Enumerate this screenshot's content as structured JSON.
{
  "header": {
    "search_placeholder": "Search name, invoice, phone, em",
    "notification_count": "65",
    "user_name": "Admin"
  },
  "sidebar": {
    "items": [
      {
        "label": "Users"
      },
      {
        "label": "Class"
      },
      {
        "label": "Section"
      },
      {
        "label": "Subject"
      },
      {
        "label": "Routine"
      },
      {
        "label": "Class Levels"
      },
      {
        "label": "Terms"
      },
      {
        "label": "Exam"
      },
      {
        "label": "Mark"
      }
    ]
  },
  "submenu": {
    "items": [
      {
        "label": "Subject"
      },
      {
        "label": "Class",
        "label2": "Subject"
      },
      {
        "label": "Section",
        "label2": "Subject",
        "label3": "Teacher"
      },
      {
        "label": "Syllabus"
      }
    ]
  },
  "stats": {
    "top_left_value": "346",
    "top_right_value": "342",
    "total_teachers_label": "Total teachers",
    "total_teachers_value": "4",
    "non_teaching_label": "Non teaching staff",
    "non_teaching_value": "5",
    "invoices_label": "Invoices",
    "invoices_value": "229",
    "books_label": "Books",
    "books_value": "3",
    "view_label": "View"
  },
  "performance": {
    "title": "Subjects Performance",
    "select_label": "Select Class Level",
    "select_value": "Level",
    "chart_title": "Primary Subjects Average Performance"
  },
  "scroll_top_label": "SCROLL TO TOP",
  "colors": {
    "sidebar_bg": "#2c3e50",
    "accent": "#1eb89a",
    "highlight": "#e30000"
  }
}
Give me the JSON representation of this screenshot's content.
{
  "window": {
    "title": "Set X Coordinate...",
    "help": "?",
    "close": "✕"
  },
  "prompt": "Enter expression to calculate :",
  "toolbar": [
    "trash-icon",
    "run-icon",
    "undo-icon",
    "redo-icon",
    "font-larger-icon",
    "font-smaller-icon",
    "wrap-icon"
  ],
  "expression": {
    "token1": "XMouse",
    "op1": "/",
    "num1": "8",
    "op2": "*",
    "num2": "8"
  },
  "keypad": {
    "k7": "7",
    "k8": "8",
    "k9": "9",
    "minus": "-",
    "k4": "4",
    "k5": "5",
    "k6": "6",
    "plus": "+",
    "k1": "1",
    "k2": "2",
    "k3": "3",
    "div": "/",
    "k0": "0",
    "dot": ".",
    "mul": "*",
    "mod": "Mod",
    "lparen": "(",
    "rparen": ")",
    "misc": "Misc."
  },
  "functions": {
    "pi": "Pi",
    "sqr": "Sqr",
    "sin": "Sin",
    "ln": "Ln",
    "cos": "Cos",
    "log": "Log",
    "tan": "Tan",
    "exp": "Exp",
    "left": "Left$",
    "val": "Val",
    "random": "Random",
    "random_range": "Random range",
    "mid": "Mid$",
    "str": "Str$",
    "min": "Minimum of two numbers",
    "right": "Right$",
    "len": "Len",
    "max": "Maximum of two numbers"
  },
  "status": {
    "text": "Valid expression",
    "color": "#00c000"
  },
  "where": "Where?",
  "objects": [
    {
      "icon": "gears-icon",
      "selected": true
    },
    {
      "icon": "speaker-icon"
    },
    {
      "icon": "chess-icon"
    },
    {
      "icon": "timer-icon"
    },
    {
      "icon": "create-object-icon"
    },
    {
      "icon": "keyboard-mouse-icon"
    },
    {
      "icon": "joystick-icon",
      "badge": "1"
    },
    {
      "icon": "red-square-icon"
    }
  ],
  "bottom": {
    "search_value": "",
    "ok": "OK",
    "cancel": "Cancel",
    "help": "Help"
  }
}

+===+

SHORT PROBLEM: From the entries, report each line that includes the word "Class".

ANSWER TO THE EXERCISE:
        "label": "Class"
        "label": "Class Levels"
        "label": "Class",
    "select_label": "Select Class Level",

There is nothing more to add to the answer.